◆ **Written request**
Give back the whole listing exactly as shown.
### Records supplied ###
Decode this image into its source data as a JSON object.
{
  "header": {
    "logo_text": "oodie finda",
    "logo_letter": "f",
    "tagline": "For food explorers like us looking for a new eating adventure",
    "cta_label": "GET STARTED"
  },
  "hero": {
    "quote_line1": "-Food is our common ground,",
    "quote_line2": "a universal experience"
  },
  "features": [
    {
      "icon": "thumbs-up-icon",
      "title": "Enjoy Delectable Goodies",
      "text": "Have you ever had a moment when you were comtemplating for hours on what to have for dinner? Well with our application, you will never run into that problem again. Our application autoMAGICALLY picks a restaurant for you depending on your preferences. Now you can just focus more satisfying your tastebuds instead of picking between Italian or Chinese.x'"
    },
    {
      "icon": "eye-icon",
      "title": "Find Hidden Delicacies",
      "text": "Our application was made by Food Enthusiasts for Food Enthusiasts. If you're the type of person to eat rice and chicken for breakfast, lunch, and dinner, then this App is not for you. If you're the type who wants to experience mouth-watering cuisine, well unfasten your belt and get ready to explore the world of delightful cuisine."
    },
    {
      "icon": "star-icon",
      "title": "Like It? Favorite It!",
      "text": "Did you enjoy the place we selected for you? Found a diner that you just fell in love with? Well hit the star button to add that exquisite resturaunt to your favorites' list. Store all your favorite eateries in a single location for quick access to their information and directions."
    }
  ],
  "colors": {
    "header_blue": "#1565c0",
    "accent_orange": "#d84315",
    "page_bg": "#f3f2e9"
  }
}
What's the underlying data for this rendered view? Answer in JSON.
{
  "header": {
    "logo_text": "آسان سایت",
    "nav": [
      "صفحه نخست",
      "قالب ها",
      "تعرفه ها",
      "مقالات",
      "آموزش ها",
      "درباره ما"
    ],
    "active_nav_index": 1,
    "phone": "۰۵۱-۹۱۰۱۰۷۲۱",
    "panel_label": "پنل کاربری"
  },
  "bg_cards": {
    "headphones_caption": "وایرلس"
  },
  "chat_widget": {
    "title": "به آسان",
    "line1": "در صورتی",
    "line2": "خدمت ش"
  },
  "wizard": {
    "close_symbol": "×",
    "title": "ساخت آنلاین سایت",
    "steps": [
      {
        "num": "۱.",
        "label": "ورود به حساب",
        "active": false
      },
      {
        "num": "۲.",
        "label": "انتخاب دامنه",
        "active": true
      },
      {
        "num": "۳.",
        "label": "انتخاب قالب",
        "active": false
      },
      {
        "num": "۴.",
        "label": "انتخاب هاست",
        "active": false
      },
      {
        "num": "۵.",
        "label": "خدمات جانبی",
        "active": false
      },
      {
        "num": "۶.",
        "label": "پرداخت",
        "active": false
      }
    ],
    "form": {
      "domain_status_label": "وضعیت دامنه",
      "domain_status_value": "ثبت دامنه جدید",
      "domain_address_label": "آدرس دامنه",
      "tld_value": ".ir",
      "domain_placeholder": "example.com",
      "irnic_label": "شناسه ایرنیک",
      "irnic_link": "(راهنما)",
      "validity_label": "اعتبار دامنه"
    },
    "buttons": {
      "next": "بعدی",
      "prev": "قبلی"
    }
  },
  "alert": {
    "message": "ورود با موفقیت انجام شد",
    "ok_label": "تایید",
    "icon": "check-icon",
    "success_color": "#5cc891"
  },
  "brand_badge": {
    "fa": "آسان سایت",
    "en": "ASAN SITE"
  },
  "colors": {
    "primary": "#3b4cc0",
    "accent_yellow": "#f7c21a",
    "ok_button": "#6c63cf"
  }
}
###
◆ **Task response**
Decode this image into its source data as a JSON object.
{
  "header": {
    "logo_text": "oodie finda",
    "logo_letter": "f",
    "tagline": "For food explorers like us looking for a new eating adventure",
    "cta_label": "GET STARTED"
  },
  "hero": {
    "quote_line1": "-Food is our common ground,",
    "quote_line2": "a universal experience"
  },
  "features": [
    {
      "icon": "thumbs-up-icon",
      "title": "Enjoy Delectable Goodies",
      "text": "Have you ever had a moment when you were comtemplating for hours on what to have for dinner? Well with our application, you will never run into that problem again. Our application autoMAGICALLY picks a restaurant for you depending on your preferences. Now you can just focus more satisfying your tastebuds instead of picking between Italian or Chinese.x'"
    },
    {
      "icon": "eye-icon",
      "title": "Find Hidden Delicacies",
      "text": "Our application was made by Food Enthusiasts for Food Enthusiasts. If you're the type of person to eat rice and chicken for breakfast, lunch, and dinner, then this App is not for you. If you're the type who wants to experience mouth-watering cuisine, well unfasten your belt and get ready to explore the world of delightful cuisine."
    },
    {
      "icon": "star-icon",
      "title": "Like It? Favorite It!",
      "text": "Did you enjoy the place we selected for you? Found a diner that you just fell in love with? Well hit the star button to add that exquisite resturaunt to your favorites' list. Store all your favorite eateries in a single location for quick access to their information and directions."
    }
  ],
  "colors": {
    "header_blue": "#1565c0",
    "accent_orange": "#d84315",
    "page_bg": "#f3f2e9"
  }
}
What's the underlying data for this rendered view? Answer in JSON.
{
  "header": {
    "logo_text": "آسان سایت",
    "nav": [
      "صفحه نخست",
      "قالب ها",
      "تعرفه ها",
      "مقالات",
      "آموزش ها",
      "درباره ما"
    ],
    "active_nav_index": 1,
    "phone": "۰۵۱-۹۱۰۱۰۷۲۱",
    "panel_label": "پنل کاربری"
  },
  "bg_cards": {
    "headphones_caption": "وایرلس"
  },
  "chat_widget": {
    "title": "به آسان",
    "line1": "در صورتی",
    "line2": "خدمت ش"
  },
  "wizard": {
    "close_symbol": "×",
    "title": "ساخت آنلاین سایت",
    "steps": [
      {
        "num": "۱.",
        "label": "ورود به حساب",
        "active": false
      },
      {
        "num": "۲.",
        "label": "انتخاب دامنه",
        "active": true
      },
      {
        "num": "۳.",
        "label": "انتخاب قالب",
        "active": false
      },
      {
        "num": "۴.",
        "label": "انتخاب هاست",
        "active": false
      },
      {
        "num": "۵.",
        "label": "خدمات جانبی",
        "active": false
      },
      {
        "num": "۶.",
        "label": "پرداخت",
        "active": false
      }
    ],
    "form": {
      "domain_status_label": "وضعیت دامنه",
      "domain_status_value": "ثبت دامنه جدید",
      "domain_address_label": "آدرس دامنه",
      "tld_value": ".ir",
      "domain_placeholder": "example.com",
      "irnic_label": "شناسه ایرنیک",
      "irnic_link": "(راهنما)",
      "validity_label": "اعتبار دامنه"
    },
    "buttons": {
      "next": "بعدی",
      "prev": "قبلی"
    }
  },
  "alert": {
    "message": "ورود با موفقیت انجام شد",
    "ok_label": "تایید",
    "icon": "check-icon",
    "success_color": "#5cc891"
  },
  "brand_badge": {
    "fa": "آسان سایت",
    "en": "ASAN SITE"
  },
  "colors": {
    "primary": "#3b4cc0",
    "accent_yellow": "#f7c21a",
    "ok_button": "#6c63cf"
  }
}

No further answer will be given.